- [What is being asked]
Identify every line containing the word "JSON" and reproduce each one.

* BEGIN Source records *

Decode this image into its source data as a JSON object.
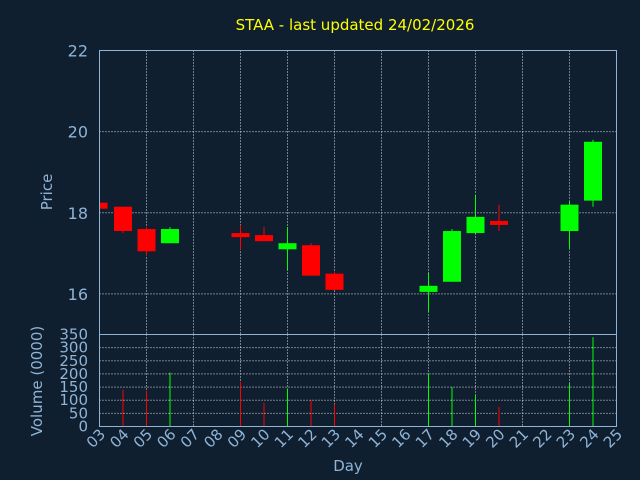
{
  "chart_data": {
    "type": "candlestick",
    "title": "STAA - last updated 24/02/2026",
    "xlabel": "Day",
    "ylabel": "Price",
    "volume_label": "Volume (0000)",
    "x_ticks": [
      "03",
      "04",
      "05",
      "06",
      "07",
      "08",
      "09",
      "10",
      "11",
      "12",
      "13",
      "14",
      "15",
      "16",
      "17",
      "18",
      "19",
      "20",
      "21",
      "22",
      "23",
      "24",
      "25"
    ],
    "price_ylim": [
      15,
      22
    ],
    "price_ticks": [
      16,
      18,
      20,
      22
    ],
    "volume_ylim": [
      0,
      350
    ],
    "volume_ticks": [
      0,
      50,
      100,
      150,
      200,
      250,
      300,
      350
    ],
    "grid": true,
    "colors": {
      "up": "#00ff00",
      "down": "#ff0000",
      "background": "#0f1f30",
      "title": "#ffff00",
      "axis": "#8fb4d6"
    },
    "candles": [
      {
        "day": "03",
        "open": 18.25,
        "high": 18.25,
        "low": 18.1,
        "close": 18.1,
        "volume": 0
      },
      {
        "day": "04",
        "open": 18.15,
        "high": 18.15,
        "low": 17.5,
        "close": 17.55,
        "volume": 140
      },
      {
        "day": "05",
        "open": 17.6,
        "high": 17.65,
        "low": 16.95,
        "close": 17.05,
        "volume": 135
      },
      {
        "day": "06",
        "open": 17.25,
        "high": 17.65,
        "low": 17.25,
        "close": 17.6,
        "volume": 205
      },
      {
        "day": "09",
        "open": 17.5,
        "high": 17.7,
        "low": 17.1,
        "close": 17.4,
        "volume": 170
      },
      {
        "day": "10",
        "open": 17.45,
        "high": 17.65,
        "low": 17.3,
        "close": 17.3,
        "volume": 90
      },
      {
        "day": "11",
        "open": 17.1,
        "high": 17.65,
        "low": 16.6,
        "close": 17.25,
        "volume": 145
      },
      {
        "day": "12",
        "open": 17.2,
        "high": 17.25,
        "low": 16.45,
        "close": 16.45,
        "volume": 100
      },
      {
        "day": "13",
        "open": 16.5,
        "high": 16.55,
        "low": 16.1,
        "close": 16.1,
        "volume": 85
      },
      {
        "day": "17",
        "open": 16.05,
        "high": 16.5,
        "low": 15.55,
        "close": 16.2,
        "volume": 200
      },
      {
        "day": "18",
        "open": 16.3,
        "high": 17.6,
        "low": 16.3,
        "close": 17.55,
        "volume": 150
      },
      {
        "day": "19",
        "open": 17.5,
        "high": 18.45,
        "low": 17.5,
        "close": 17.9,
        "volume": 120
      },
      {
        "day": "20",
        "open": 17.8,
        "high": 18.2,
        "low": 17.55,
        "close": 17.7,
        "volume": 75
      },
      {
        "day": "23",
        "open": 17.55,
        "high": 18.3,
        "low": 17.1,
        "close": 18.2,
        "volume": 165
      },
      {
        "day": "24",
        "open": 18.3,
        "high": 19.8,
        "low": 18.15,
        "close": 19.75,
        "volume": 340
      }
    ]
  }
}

* END Source records *
* BEGIN Source records *

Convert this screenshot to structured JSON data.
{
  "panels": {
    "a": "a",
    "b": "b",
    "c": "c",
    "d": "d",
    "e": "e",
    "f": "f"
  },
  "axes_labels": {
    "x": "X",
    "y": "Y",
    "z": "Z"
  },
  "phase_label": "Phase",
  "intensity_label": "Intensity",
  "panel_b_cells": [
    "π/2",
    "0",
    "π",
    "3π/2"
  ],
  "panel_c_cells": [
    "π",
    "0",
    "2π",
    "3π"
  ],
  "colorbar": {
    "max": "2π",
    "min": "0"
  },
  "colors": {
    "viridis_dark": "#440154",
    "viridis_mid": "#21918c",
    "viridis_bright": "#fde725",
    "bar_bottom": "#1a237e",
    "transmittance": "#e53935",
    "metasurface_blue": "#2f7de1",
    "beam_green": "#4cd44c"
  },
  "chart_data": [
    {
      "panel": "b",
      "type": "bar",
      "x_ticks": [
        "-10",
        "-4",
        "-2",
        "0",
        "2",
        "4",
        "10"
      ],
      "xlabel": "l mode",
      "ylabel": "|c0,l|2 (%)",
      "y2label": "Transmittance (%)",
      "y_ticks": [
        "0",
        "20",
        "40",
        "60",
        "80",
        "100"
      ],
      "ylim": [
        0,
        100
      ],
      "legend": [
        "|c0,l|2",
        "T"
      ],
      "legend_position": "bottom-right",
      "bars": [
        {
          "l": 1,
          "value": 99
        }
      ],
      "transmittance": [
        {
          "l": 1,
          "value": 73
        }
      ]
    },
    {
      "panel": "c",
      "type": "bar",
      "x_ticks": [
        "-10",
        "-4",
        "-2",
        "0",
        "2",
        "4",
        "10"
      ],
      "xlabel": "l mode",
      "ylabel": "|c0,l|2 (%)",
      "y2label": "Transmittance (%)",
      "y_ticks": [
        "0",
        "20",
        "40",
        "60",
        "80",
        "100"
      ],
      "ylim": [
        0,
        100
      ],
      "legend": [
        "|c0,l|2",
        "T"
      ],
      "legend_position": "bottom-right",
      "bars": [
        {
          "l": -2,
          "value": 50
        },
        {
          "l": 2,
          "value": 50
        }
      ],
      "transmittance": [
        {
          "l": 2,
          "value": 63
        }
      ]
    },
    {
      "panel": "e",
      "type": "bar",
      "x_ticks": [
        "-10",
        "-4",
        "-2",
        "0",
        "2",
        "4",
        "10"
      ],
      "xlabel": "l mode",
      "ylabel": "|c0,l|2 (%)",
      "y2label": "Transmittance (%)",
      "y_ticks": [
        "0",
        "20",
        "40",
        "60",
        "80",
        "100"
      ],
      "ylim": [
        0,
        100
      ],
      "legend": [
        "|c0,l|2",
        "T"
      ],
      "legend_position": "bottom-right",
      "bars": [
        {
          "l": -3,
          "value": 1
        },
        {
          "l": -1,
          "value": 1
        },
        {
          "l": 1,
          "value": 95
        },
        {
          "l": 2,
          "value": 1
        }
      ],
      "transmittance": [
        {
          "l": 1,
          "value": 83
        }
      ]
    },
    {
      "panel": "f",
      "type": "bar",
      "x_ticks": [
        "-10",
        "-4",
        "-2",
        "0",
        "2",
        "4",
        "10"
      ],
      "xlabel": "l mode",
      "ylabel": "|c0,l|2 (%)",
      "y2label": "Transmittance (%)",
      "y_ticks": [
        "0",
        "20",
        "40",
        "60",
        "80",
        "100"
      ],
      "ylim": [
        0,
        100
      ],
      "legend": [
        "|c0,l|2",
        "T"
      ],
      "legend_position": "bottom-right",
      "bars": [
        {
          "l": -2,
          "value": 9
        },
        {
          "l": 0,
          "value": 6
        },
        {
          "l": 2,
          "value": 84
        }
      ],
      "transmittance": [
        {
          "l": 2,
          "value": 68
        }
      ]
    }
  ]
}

* END Source records *

- [Full answer]
Decode this image into its source data as a JSON object.
Convert this screenshot to structured JSON data.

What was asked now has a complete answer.